● WORK TO COMPLETE: Your task is to transcribe the records exactly, skipping every image.

● WORKING DATA:

— Start —

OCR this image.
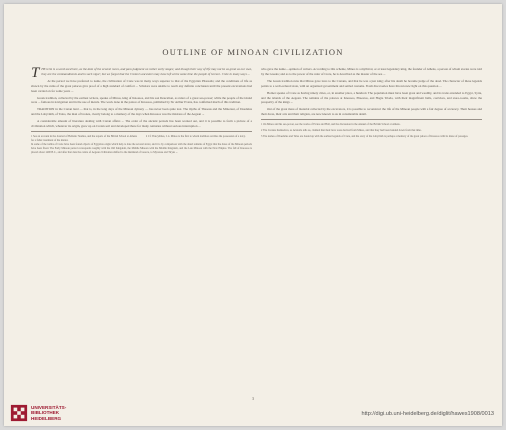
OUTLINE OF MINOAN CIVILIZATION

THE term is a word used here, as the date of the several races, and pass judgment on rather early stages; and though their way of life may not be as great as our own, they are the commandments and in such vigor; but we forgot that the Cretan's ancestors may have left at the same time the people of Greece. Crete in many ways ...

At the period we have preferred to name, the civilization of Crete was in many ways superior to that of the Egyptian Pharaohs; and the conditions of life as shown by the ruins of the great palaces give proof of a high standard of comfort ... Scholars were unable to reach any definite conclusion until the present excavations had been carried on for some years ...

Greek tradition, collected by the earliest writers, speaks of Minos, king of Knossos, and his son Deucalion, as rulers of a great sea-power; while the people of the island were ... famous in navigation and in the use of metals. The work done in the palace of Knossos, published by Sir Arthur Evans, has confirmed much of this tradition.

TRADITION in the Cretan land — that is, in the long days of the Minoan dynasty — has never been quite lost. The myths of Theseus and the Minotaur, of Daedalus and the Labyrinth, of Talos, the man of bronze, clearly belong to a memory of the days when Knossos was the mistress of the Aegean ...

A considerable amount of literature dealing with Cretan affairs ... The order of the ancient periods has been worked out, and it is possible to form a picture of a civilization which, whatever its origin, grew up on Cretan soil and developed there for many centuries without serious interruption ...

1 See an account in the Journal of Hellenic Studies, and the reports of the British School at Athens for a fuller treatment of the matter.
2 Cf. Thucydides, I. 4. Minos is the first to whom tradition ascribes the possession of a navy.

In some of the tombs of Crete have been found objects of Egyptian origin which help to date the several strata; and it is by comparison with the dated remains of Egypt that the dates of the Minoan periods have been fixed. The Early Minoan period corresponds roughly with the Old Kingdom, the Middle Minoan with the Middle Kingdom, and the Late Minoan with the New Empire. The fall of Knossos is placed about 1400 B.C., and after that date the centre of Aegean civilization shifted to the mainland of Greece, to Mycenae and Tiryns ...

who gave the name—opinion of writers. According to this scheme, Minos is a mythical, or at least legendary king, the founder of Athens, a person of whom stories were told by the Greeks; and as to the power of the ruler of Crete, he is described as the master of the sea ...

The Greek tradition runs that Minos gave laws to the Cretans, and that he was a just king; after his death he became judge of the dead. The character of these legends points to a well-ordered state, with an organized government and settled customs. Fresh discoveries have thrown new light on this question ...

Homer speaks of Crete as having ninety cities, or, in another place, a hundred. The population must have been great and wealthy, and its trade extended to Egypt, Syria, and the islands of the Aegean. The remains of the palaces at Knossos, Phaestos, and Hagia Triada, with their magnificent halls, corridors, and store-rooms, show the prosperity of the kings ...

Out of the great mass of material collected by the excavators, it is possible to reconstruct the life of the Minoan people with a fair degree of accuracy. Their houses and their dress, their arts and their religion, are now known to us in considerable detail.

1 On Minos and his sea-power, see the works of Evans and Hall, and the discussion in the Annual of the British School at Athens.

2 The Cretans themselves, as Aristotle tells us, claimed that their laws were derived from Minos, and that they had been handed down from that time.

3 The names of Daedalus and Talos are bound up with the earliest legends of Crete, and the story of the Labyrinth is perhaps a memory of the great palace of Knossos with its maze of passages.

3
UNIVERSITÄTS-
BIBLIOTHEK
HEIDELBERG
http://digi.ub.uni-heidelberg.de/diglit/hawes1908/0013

— End —

● RESPONSE FOR THIS EXERCISE:
OCR this image.
OUTLINE OF MINOAN CIVILIZATION

THE term is a word used here, as the date of the several races, and pass judgment on rather early stages; and though their way of life may not be as great as our own, they are the commandments and in such vigor; but we forgot that the Cretan's ancestors may have left at the same time the people of Greece. Crete in many ways ...

At the period we have preferred to name, the civilization of Crete was in many ways superior to that of the Egyptian Pharaohs; and the conditions of life as shown by the ruins of the great palaces give proof of a high standard of comfort ... Scholars were unable to reach any definite conclusion until the present excavations had been carried on for some years ...

Greek tradition, collected by the earliest writers, speaks of Minos, king of Knossos, and his son Deucalion, as rulers of a great sea-power; while the people of the island were ... famous in navigation and in the use of metals. The work done in the palace of Knossos, published by Sir Arthur Evans, has confirmed much of this tradition.

TRADITION in the Cretan land — that is, in the long days of the Minoan dynasty — has never been quite lost. The myths of Theseus and the Minotaur, of Daedalus and the Labyrinth, of Talos, the man of bronze, clearly belong to a memory of the days when Knossos was the mistress of the Aegean ...

A considerable amount of literature dealing with Cretan affairs ... The order of the ancient periods has been worked out, and it is possible to form a picture of a civilization which, whatever its origin, grew up on Cretan soil and developed there for many centuries without serious interruption ...

1 See an account in the Journal of Hellenic Studies, and the reports of the British School at Athens for a fuller treatment of the matter.
2 Cf. Thucydides, I. 4. Minos is the first to whom tradition ascribes the possession of a navy.

In some of the tombs of Crete have been found objects of Egyptian origin which help to date the several strata; and it is by comparison with the dated remains of Egypt that the dates of the Minoan periods have been fixed. The Early Minoan period corresponds roughly with the Old Kingdom, the Middle Minoan with the Middle Kingdom, and the Late Minoan with the New Empire. The fall of Knossos is placed about 1400 B.C., and after that date the centre of Aegean civilization shifted to the mainland of Greece, to Mycenae and Tiryns ...

who gave the name—opinion of writers. According to this scheme, Minos is a mythical, or at least legendary king, the founder of Athens, a person of whom stories were told by the Greeks; and as to the power of the ruler of Crete, he is described as the master of the sea ...

The Greek tradition runs that Minos gave laws to the Cretans, and that he was a just king; after his death he became judge of the dead. The character of these legends points to a well-ordered state, with an organized government and settled customs. Fresh discoveries have thrown new light on this question ...

Homer speaks of Crete as having ninety cities, or, in another place, a hundred. The population must have been great and wealthy, and its trade extended to Egypt, Syria, and the islands of the Aegean. The remains of the palaces at Knossos, Phaestos, and Hagia Triada, with their magnificent halls, corridors, and store-rooms, show the prosperity of the kings ...

Out of the great mass of material collected by the excavators, it is possible to reconstruct the life of the Minoan people with a fair degree of accuracy. Their houses and their dress, their arts and their religion, are now known to us in considerable detail.

1 On Minos and his sea-power, see the works of Evans and Hall, and the discussion in the Annual of the British School at Athens.

2 The Cretans themselves, as Aristotle tells us, claimed that their laws were derived from Minos, and that they had been handed down from that time.

3 The names of Daedalus and Talos are bound up with the earliest legends of Crete, and the story of the Labyrinth is perhaps a memory of the great palace of Knossos with its maze of passages.

3
UNIVERSITÄTS-
BIBLIOTHEK
HEIDELBERG
http://digi.ub.uni-heidelberg.de/diglit/hawes1908/0013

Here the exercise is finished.